-------- Extract --------

College Of Law And Management Studies Teaching & Learning

Organising for Online Success

Organise your physical space

Select an area you already associate with learning, such as a desk away from distractions like your TV (where possible). If you have limited space or you can’t create a dedicated study area, store your devices (laptop/tablet/smartphone) and study materials in something easily transportable such as a backpack – keeping all your resources together helps keep you organised (UTEP Connect Extended University, 2017). Identify the conditions that allow you to concentrate and learn most effectively. Your motivation can be affected by factors such as temperature, noise level and lighting. Allow yourself some quiet time and privacy to focus on your course material (where possible) and try to ensure correct posture.

--------

* _Exercise tasks_
A. According to the extract on organizing for online success, which factors can affect your motivation?
B. Rewrite the part of the records that runs from their start through the line containing "lamellae [328, 169, 386, 215]", swapping "grain-dot" for "grain-point" and leaving everything else unchanged.

-------- The records --------

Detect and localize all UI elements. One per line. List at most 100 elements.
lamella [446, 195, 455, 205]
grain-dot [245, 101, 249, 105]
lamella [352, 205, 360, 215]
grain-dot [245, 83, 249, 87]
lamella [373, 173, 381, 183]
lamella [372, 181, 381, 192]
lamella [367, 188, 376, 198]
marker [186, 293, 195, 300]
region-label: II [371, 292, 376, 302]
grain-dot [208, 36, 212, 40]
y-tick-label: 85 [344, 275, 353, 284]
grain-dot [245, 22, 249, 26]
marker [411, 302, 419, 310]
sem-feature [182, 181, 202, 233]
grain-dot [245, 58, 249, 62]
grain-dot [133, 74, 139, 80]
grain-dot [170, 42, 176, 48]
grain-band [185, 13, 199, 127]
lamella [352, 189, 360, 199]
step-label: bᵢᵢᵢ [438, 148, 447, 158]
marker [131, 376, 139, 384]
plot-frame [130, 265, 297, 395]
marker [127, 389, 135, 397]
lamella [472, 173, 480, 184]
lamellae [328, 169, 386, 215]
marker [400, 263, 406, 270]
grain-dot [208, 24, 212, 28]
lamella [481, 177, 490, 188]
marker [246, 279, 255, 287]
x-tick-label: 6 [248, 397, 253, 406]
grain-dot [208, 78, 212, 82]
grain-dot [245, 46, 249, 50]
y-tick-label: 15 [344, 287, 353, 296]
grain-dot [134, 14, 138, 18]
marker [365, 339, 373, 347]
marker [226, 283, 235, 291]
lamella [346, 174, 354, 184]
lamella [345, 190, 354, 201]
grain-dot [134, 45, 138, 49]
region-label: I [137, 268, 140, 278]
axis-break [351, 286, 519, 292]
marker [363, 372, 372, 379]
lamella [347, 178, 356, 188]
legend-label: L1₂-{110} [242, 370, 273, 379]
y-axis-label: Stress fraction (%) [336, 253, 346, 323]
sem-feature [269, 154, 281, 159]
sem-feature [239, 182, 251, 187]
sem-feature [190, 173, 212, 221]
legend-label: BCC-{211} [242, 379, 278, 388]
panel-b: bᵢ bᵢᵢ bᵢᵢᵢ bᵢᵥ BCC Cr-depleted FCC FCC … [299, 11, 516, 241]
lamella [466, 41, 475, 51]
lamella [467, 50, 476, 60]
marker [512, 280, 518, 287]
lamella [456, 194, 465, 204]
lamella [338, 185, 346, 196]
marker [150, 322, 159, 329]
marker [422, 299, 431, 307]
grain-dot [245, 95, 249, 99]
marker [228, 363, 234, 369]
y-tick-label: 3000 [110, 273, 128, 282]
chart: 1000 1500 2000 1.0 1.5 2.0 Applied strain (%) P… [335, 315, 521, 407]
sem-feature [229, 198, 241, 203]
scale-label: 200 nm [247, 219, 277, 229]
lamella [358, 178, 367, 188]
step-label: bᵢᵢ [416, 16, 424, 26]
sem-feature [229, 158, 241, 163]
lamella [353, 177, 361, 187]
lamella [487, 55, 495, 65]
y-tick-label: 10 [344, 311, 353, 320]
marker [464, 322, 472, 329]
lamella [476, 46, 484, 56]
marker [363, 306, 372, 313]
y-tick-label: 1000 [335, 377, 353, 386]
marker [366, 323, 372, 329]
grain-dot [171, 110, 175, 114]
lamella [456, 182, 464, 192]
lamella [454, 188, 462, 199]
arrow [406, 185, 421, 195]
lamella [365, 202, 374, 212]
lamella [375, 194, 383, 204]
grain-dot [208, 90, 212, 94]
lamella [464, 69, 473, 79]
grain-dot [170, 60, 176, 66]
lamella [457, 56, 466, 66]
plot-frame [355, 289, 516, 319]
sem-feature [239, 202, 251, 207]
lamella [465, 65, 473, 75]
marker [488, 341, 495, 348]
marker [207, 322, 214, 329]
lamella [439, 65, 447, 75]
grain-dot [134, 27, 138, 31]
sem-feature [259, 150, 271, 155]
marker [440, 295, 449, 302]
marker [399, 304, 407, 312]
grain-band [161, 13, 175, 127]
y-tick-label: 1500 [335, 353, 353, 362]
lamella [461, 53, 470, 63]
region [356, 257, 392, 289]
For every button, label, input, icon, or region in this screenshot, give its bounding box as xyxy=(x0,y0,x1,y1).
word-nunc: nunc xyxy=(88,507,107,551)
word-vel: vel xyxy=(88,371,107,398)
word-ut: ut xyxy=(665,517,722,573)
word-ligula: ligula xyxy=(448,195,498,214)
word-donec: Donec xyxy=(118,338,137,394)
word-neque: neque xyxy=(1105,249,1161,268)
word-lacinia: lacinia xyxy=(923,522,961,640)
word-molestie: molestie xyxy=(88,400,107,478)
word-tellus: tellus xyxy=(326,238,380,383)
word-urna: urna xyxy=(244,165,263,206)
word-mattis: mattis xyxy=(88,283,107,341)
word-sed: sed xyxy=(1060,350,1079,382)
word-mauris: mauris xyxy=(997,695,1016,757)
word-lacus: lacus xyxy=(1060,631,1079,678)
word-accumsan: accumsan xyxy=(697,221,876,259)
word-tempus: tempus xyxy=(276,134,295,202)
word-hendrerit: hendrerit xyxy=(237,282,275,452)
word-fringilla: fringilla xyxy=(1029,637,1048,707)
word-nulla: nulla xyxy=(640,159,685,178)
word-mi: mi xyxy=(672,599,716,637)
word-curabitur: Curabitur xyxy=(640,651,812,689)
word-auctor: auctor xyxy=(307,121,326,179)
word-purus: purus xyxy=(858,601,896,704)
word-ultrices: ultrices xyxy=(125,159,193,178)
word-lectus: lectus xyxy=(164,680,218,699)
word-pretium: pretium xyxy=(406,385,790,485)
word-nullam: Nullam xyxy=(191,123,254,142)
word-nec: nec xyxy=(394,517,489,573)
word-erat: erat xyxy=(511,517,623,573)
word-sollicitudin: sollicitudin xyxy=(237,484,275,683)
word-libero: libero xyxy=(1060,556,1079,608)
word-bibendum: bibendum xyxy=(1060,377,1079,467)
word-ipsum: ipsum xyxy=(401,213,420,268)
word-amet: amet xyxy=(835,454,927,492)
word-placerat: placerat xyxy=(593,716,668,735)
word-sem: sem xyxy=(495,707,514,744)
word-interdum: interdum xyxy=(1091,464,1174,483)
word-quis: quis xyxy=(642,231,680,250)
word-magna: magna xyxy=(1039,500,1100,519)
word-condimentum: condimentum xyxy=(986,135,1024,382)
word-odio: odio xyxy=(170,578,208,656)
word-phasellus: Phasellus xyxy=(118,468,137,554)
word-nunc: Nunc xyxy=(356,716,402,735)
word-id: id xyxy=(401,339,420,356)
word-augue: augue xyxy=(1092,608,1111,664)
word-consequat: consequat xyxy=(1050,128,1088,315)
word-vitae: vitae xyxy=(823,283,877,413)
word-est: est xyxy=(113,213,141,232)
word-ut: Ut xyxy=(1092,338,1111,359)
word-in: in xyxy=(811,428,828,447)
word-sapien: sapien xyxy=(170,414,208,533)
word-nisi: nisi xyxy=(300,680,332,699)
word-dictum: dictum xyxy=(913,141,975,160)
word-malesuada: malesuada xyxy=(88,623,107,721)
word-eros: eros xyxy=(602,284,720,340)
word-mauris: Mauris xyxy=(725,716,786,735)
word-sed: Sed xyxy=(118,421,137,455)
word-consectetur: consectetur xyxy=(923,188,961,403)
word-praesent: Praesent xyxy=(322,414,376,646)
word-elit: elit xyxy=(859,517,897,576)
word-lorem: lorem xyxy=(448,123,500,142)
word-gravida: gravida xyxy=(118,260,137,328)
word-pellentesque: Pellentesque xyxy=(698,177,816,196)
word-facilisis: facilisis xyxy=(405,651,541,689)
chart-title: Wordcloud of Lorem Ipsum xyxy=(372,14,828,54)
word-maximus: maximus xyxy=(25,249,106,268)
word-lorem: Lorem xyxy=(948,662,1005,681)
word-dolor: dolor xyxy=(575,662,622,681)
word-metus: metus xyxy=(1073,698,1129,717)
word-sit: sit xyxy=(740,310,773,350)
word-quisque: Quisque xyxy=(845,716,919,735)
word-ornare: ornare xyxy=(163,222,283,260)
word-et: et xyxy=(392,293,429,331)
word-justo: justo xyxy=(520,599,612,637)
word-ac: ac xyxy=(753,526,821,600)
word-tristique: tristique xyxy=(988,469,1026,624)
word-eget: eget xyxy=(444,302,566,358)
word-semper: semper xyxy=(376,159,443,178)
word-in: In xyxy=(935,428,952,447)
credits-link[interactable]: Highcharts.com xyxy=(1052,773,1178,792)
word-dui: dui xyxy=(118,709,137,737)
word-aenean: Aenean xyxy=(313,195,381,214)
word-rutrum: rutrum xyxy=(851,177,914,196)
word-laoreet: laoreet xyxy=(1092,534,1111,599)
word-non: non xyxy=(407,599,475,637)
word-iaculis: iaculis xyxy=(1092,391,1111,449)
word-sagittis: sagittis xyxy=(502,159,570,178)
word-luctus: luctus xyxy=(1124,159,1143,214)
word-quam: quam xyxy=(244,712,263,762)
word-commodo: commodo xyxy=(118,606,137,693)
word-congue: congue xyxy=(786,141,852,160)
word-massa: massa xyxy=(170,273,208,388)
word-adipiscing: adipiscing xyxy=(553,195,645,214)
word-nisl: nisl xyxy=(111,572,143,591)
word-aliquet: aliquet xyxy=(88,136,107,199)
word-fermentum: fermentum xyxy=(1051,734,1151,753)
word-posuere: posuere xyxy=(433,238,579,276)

--------

* _Answers by task_
A. Temperature, noise level and lighting.

B.
Detect and localize all UI elements. One per line. List at most 100 elements.
lamella [446, 195, 455, 205]
grain-point [245, 101, 249, 105]
lamella [352, 205, 360, 215]
grain-point [245, 83, 249, 87]
lamella [373, 173, 381, 183]
lamella [372, 181, 381, 192]
lamella [367, 188, 376, 198]
marker [186, 293, 195, 300]
region-label: II [371, 292, 376, 302]
grain-point [208, 36, 212, 40]
y-tick-label: 85 [344, 275, 353, 284]
grain-point [245, 22, 249, 26]
marker [411, 302, 419, 310]
sem-feature [182, 181, 202, 233]
grain-point [245, 58, 249, 62]
grain-point [133, 74, 139, 80]
grain-point [170, 42, 176, 48]
grain-band [185, 13, 199, 127]
lamella [352, 189, 360, 199]
step-label: bᵢᵢᵢ [438, 148, 447, 158]
marker [131, 376, 139, 384]
plot-frame [130, 265, 297, 395]
marker [127, 389, 135, 397]
lamella [472, 173, 480, 184]
lamellae [328, 169, 386, 215]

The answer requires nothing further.